• [Exercise brief] Every record should be copied exactly, except that pictures are to be omitted.

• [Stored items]
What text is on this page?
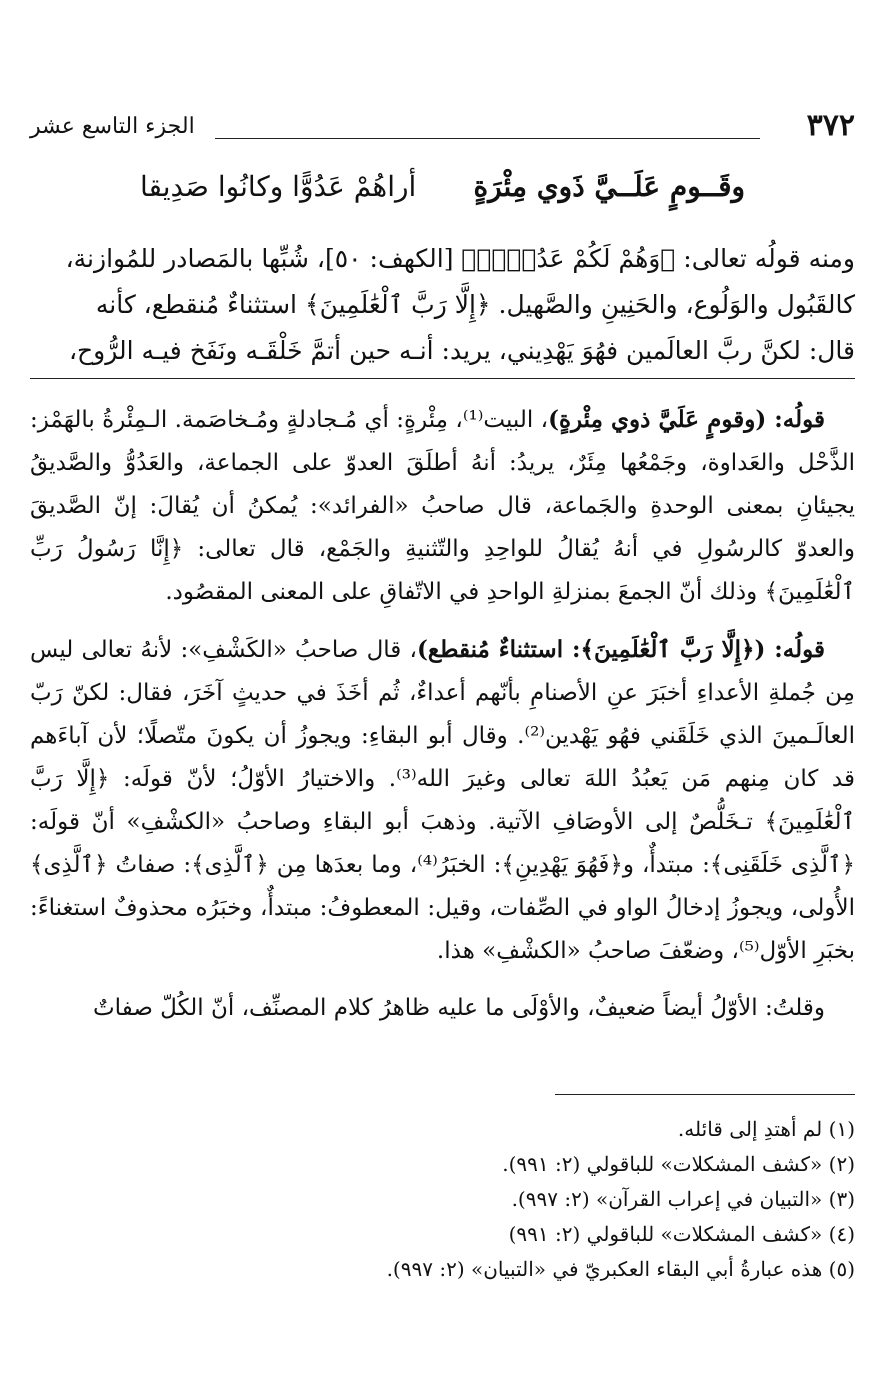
٣٧٢
الجزء التاسع عشر
وقَــومٍ عَلَــيَّ ذَوي مِئْرَةٍ
أراهُمْ عَدُوًّا وكانُوا صَدِيقا

ومنه قولُه تعالى: ﴿وَهُمْ لَكُمْ عَدُوٌّۢ﴾ [الكهف: ٥٠]، شُبِّها بالمَصادر للمُوازنة،

كالقَبُول والوَلُوع، والحَنِينِ والصَّهيل. ﴿إِلَّا رَبَّ ٱلْعَٰلَمِينَ﴾ استثناءٌ مُنقطع، كأنه

قال: لكنَّ ربَّ العالَمين فهُوَ يَهْدِيني، يريد: أنـه حين أتمَّ خَلْقَـه ونَفَخ فيـه الرُّوح،

قولُه: (وقومٍ عَلَيَّ ذوي مِئْرةٍ)، البيت⁽¹⁾، مِئْرةٍ: أي مُـجادلةٍ ومُـخاصَمة. الـمِئْرةُ بالهَمْز: الذَّحْل والعَداوة، وجَمْعُها مِئَرٌ، يريدُ: أنهُ أطلَقَ العدوّ على الجماعة، والعَدُوُّ والصَّديقُ يجيئانِ بمعنى الوحدةِ والجَماعة، قال صاحبُ «الفرائد»: يُمكنُ أن يُقالَ: إنّ الصَّديقَ والعدوّ كالرسُولِ في أنهُ يُقالُ للواحِدِ والتّثنيةِ والجَمْع، قال تعالى: ﴿إِنَّا رَسُولُ رَبِّ ٱلْعَٰلَمِينَ﴾ وذلك أنّ الجمعَ بمنزلةِ الواحدِ في الاتّفاقِ على المعنى المقصُود.

قولُه: (﴿إِلَّا رَبَّ ٱلْعَٰلَمِينَ﴾: استثناءٌ مُنقطع)، قال صاحبُ «الكَشْفِ»: لأنهُ تعالى ليس مِن جُملةِ الأعداءِ أخبَرَ عنِ الأصنامِ بأنّهم أعداءٌ، ثُم أخَذَ في حديثٍ آخَرَ، فقال: لكنّ رَبّ العالَـمينَ الذي خَلَقَني فهُو يَهْدين⁽²⁾. وقال أبو البقاءِ: ويجوزُ أن يكونَ متّصلًا؛ لأن آباءَهم قد كان مِنهم مَن يَعبُدُ اللهَ تعالى وغيرَ الله⁽³⁾. والاختيارُ الأوّلُ؛ لأنّ قولَه: ﴿إِلَّا رَبَّ ٱلْعَٰلَمِينَ﴾ تـخَلُّصٌ إلى الأوصَافِ الآتية. وذهبَ أبو البقاءِ وصاحبُ «الكشْفِ» أنّ قولَه: ﴿ٱلَّذِى خَلَقَنِى﴾: مبتدأٌ، و﴿فَهُوَ يَهْدِينِ﴾: الخبَرُ⁽⁴⁾، وما بعدَها مِن ﴿ٱلَّذِى﴾: صفاتُ ﴿ٱلَّذِى﴾ الأُولى، ويجوزُ إدخالُ الواو في الصِّفات، وقيل: المعطوفُ: مبتدأٌ، وخبَرُه محذوفٌ استغناءً: بخبَرِ الأوّل⁽⁵⁾، وضعّفَ صاحبُ «الكشْفِ» هذا.

وقلتُ: الأوّلُ أيضاً ضعيفٌ، والأوْلَى ما عليه ظاهرُ كلام المصنِّف، أنّ الكُلّ صفاتٌ

(١) لم أهتدِ إلى قائله.
(٢) «كشف المشكلات» للباقولي (٢: ٩٩١).
(٣) «التبيان في إعراب القرآن» (٢: ٩٩٧).
(٤) «كشف المشكلات» للباقولي (٢: ٩٩١)
(٥) هذه عبارةُ أبي البقاء العكبريّ في «التبيان» (٢: ٩٩٧).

• [The output]
What text is on this page?
٣٧٢
الجزء التاسع عشر
وقَــومٍ عَلَــيَّ ذَوي مِئْرَةٍ
أراهُمْ عَدُوًّا وكانُوا صَدِيقا

ومنه قولُه تعالى: ﴿وَهُمْ لَكُمْ عَدُوٌّۢ﴾ [الكهف: ٥٠]، شُبِّها بالمَصادر للمُوازنة،

كالقَبُول والوَلُوع، والحَنِينِ والصَّهيل. ﴿إِلَّا رَبَّ ٱلْعَٰلَمِينَ﴾ استثناءٌ مُنقطع، كأنه

قال: لكنَّ ربَّ العالَمين فهُوَ يَهْدِيني، يريد: أنـه حين أتمَّ خَلْقَـه ونَفَخ فيـه الرُّوح،

قولُه: (وقومٍ عَلَيَّ ذوي مِئْرةٍ)، البيت⁽¹⁾، مِئْرةٍ: أي مُـجادلةٍ ومُـخاصَمة. الـمِئْرةُ بالهَمْز: الذَّحْل والعَداوة، وجَمْعُها مِئَرٌ، يريدُ: أنهُ أطلَقَ العدوّ على الجماعة، والعَدُوُّ والصَّديقُ يجيئانِ بمعنى الوحدةِ والجَماعة، قال صاحبُ «الفرائد»: يُمكنُ أن يُقالَ: إنّ الصَّديقَ والعدوّ كالرسُولِ في أنهُ يُقالُ للواحِدِ والتّثنيةِ والجَمْع، قال تعالى: ﴿إِنَّا رَسُولُ رَبِّ ٱلْعَٰلَمِينَ﴾ وذلك أنّ الجمعَ بمنزلةِ الواحدِ في الاتّفاقِ على المعنى المقصُود.

قولُه: (﴿إِلَّا رَبَّ ٱلْعَٰلَمِينَ﴾: استثناءٌ مُنقطع)، قال صاحبُ «الكَشْفِ»: لأنهُ تعالى ليس مِن جُملةِ الأعداءِ أخبَرَ عنِ الأصنامِ بأنّهم أعداءٌ، ثُم أخَذَ في حديثٍ آخَرَ، فقال: لكنّ رَبّ العالَـمينَ الذي خَلَقَني فهُو يَهْدين⁽²⁾. وقال أبو البقاءِ: ويجوزُ أن يكونَ متّصلًا؛ لأن آباءَهم قد كان مِنهم مَن يَعبُدُ اللهَ تعالى وغيرَ الله⁽³⁾. والاختيارُ الأوّلُ؛ لأنّ قولَه: ﴿إِلَّا رَبَّ ٱلْعَٰلَمِينَ﴾ تـخَلُّصٌ إلى الأوصَافِ الآتية. وذهبَ أبو البقاءِ وصاحبُ «الكشْفِ» أنّ قولَه: ﴿ٱلَّذِى خَلَقَنِى﴾: مبتدأٌ، و﴿فَهُوَ يَهْدِينِ﴾: الخبَرُ⁽⁴⁾، وما بعدَها مِن ﴿ٱلَّذِى﴾: صفاتُ ﴿ٱلَّذِى﴾ الأُولى، ويجوزُ إدخالُ الواو في الصِّفات، وقيل: المعطوفُ: مبتدأٌ، وخبَرُه محذوفٌ استغناءً: بخبَرِ الأوّل⁽⁵⁾، وضعّفَ صاحبُ «الكشْفِ» هذا.

وقلتُ: الأوّلُ أيضاً ضعيفٌ، والأوْلَى ما عليه ظاهرُ كلام المصنِّف، أنّ الكُلّ صفاتٌ

(١) لم أهتدِ إلى قائله.
(٢) «كشف المشكلات» للباقولي (٢: ٩٩١).
(٣) «التبيان في إعراب القرآن» (٢: ٩٩٧).
(٤) «كشف المشكلات» للباقولي (٢: ٩٩١)
(٥) هذه عبارةُ أبي البقاء العكبريّ في «التبيان» (٢: ٩٩٧).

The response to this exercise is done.